◆ Requirements
Every record must appear in your copy exactly as written, with no pictures.

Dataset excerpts

-*-

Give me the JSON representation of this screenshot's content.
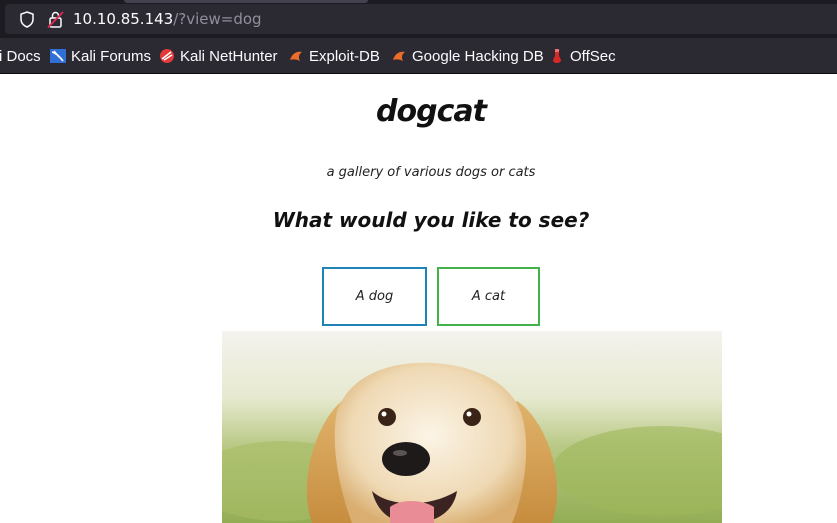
{
  "browser": {
    "url_host": "10.10.85.143",
    "url_path": "/?view=dog",
    "bookmarks": [
      {
        "label": "i Docs",
        "icon": "kali-docs-icon"
      },
      {
        "label": "Kali Forums",
        "icon": "kali-forums-icon"
      },
      {
        "label": "Kali NetHunter",
        "icon": "nethunter-icon"
      },
      {
        "label": "Exploit-DB",
        "icon": "exploit-db-icon"
      },
      {
        "label": "Google Hacking DB",
        "icon": "ghdb-icon"
      },
      {
        "label": "OffSec",
        "icon": "offsec-icon"
      }
    ]
  },
  "page": {
    "title": "dogcat",
    "subtitle": "a gallery of various dogs or cats",
    "question": "What would you like to see?",
    "choices": [
      {
        "label": "A dog",
        "border_color": "#1f84b5"
      },
      {
        "label": "A cat",
        "border_color": "#44b14a"
      }
    ],
    "image": "golden-retriever-dog-photo"
  },
  "colors": {
    "chrome_dark": "#1c1b22",
    "urlbar": "#2b2a33",
    "url_host_text": "#fbfbfe",
    "url_path_text": "#8f8f9d"
  }
}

-*-

◆ Full solution
Give me the JSON representation of this screenshot's content.
{
  "browser": {
    "url_host": "10.10.85.143",
    "url_path": "/?view=dog",
    "bookmarks": [
      {
        "label": "i Docs",
        "icon": "kali-docs-icon"
      },
      {
        "label": "Kali Forums",
        "icon": "kali-forums-icon"
      },
      {
        "label": "Kali NetHunter",
        "icon": "nethunter-icon"
      },
      {
        "label": "Exploit-DB",
        "icon": "exploit-db-icon"
      },
      {
        "label": "Google Hacking DB",
        "icon": "ghdb-icon"
      },
      {
        "label": "OffSec",
        "icon": "offsec-icon"
      }
    ]
  },
  "page": {
    "title": "dogcat",
    "subtitle": "a gallery of various dogs or cats",
    "question": "What would you like to see?",
    "choices": [
      {
        "label": "A dog",
        "border_color": "#1f84b5"
      },
      {
        "label": "A cat",
        "border_color": "#44b14a"
      }
    ],
    "image": "golden-retriever-dog-photo"
  },
  "colors": {
    "chrome_dark": "#1c1b22",
    "urlbar": "#2b2a33",
    "url_host_text": "#fbfbfe",
    "url_path_text": "#8f8f9d"
  }
}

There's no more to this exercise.